• **The task**
Would you count how many lines of the material below hold the string "this"? Give only the number.

• **The records**
*****

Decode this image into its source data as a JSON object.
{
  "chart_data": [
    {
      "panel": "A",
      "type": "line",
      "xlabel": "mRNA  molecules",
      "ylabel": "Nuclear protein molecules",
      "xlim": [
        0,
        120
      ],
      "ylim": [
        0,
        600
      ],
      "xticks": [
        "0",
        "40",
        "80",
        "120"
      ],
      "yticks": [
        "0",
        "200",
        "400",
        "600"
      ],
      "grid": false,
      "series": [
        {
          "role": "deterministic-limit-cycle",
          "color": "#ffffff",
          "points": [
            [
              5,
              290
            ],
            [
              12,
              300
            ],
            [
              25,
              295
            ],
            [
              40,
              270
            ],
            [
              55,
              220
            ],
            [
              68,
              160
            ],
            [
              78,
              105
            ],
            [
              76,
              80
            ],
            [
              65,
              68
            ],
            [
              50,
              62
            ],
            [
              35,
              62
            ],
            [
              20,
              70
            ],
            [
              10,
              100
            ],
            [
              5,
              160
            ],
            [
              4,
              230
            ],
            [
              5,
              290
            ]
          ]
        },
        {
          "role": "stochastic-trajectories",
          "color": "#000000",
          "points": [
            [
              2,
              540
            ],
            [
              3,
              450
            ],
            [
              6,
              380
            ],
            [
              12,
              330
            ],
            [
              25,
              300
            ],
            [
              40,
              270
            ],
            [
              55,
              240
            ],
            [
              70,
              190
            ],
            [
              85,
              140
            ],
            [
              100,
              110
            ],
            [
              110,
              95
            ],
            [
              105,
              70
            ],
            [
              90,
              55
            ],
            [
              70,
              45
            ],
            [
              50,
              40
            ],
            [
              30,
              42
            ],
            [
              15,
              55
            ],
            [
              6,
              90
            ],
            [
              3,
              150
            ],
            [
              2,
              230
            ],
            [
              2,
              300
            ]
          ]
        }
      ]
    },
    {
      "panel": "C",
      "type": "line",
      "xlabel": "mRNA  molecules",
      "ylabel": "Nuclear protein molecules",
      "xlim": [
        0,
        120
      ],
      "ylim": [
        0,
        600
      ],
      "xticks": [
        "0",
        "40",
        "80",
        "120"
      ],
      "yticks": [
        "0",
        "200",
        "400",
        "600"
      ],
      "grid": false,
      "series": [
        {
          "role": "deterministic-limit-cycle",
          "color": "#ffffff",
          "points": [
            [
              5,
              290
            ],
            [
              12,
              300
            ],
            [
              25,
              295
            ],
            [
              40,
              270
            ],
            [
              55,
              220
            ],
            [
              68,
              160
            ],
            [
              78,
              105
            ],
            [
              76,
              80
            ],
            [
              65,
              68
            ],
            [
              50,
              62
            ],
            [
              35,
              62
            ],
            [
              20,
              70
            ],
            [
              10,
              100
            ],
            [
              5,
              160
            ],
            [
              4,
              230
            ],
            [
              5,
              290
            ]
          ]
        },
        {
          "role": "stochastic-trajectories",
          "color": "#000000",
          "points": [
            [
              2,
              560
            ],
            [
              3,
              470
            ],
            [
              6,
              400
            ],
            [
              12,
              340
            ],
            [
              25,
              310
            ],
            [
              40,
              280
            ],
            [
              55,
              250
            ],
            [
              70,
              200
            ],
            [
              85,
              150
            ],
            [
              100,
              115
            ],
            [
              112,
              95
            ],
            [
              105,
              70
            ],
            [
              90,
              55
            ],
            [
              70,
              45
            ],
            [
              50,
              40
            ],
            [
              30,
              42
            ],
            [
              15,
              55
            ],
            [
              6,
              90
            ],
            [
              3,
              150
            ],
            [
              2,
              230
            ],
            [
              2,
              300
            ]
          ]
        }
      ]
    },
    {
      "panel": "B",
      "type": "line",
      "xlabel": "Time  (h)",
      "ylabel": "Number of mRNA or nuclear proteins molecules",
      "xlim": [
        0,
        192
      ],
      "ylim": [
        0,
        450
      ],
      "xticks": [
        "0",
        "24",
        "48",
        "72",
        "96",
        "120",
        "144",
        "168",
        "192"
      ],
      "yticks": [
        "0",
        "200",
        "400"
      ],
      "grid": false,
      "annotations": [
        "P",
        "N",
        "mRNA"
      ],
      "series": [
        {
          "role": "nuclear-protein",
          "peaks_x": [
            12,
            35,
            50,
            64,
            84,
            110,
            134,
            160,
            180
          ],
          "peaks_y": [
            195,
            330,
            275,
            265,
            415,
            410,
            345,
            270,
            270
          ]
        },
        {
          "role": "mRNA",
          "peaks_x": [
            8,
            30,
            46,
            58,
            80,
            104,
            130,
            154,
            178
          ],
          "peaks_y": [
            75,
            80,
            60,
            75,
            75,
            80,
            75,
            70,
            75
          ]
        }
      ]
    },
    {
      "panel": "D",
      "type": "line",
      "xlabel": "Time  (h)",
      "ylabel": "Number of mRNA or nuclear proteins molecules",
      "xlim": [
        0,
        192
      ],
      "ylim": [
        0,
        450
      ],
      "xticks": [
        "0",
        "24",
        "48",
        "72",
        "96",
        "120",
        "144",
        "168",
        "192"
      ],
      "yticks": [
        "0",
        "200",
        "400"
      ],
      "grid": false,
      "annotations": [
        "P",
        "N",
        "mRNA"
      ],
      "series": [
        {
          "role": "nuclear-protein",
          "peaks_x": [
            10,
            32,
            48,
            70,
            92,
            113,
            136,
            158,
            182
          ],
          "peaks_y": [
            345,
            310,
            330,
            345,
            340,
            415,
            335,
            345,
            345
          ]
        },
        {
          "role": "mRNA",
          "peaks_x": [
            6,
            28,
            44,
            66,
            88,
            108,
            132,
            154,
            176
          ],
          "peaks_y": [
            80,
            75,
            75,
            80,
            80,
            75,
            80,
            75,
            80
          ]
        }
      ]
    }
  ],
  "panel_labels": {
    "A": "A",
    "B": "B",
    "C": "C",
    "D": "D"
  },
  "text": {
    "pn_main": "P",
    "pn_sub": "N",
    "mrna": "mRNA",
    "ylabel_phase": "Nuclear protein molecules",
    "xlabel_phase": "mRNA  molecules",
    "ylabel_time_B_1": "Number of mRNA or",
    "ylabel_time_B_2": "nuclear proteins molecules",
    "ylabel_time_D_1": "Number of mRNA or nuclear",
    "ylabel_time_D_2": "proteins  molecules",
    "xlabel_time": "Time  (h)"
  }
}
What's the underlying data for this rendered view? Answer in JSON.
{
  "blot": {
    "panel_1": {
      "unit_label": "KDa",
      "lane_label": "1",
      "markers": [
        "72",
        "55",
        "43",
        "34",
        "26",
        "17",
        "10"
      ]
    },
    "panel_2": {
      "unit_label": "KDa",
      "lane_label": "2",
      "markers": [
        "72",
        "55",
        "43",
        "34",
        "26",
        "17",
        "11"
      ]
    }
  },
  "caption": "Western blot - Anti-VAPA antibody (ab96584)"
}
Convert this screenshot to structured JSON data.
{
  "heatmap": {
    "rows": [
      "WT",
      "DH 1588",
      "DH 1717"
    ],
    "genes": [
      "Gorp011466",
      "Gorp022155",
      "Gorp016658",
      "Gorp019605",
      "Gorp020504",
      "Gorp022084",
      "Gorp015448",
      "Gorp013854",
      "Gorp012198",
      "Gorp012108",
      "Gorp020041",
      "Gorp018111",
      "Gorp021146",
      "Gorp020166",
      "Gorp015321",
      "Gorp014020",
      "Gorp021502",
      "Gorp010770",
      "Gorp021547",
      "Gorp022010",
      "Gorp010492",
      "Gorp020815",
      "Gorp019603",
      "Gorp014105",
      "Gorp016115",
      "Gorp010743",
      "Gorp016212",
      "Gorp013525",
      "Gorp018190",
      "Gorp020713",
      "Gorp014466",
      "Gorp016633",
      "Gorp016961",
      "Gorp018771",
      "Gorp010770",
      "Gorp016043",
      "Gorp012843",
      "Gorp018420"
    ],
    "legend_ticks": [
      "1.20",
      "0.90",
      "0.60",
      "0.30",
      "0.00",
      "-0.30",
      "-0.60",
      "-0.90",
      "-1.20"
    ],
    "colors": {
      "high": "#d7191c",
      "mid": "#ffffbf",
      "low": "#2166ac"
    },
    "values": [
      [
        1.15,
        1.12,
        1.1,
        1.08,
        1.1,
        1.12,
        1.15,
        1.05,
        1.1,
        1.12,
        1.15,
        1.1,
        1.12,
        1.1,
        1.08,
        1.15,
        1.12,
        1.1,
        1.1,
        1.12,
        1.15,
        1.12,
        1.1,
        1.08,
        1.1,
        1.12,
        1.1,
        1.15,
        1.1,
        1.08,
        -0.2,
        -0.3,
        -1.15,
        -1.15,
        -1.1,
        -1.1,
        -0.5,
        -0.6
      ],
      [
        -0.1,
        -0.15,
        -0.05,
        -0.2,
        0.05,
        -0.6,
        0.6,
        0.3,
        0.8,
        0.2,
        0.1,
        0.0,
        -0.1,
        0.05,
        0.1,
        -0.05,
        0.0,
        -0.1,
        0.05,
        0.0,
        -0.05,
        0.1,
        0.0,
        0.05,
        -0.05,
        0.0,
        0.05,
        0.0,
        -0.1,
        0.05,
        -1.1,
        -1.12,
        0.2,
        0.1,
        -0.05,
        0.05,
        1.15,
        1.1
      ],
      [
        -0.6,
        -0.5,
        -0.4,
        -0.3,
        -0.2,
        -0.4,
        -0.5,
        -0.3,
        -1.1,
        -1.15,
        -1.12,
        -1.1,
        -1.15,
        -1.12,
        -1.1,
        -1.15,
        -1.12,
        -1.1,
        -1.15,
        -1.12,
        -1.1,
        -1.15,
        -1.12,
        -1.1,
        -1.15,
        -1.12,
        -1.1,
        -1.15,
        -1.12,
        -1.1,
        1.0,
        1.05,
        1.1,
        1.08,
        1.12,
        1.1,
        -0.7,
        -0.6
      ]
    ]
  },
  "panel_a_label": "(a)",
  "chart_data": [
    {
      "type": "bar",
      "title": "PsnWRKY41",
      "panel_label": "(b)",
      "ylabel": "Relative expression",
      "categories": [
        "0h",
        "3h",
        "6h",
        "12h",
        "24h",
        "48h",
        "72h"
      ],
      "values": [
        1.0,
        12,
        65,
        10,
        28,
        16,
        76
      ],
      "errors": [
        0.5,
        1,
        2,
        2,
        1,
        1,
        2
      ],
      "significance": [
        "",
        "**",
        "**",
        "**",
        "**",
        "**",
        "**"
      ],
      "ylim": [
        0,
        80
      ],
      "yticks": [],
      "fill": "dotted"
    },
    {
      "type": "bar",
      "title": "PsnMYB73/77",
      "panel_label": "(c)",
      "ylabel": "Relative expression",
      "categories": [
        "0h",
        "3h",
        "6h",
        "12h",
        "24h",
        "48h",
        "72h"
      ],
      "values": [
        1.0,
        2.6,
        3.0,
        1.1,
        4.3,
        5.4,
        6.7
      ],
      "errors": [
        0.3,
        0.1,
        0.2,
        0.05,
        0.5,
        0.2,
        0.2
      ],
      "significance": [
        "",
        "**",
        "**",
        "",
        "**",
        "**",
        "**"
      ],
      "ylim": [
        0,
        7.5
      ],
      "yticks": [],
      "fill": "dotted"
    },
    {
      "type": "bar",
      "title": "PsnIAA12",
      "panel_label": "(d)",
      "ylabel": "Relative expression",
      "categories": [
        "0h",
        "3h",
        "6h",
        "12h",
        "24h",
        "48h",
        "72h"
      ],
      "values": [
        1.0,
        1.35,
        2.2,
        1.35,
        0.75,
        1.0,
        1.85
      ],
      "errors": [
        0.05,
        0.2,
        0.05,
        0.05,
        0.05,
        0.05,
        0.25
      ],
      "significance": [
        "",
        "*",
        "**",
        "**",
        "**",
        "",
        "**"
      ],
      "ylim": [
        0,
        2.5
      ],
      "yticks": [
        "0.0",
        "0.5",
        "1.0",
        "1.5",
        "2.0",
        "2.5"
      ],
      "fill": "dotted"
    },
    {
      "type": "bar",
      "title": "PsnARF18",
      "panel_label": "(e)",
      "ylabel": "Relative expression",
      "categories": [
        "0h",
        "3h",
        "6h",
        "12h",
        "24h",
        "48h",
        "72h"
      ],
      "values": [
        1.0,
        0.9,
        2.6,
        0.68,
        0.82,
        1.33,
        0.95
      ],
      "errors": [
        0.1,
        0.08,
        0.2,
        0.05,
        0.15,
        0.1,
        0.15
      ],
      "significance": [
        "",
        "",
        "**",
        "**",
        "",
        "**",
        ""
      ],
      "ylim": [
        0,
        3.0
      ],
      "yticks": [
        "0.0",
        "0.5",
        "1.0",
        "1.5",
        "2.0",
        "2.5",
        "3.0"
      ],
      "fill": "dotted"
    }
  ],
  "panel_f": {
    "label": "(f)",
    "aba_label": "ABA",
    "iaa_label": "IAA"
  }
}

*****

• **Written response**
3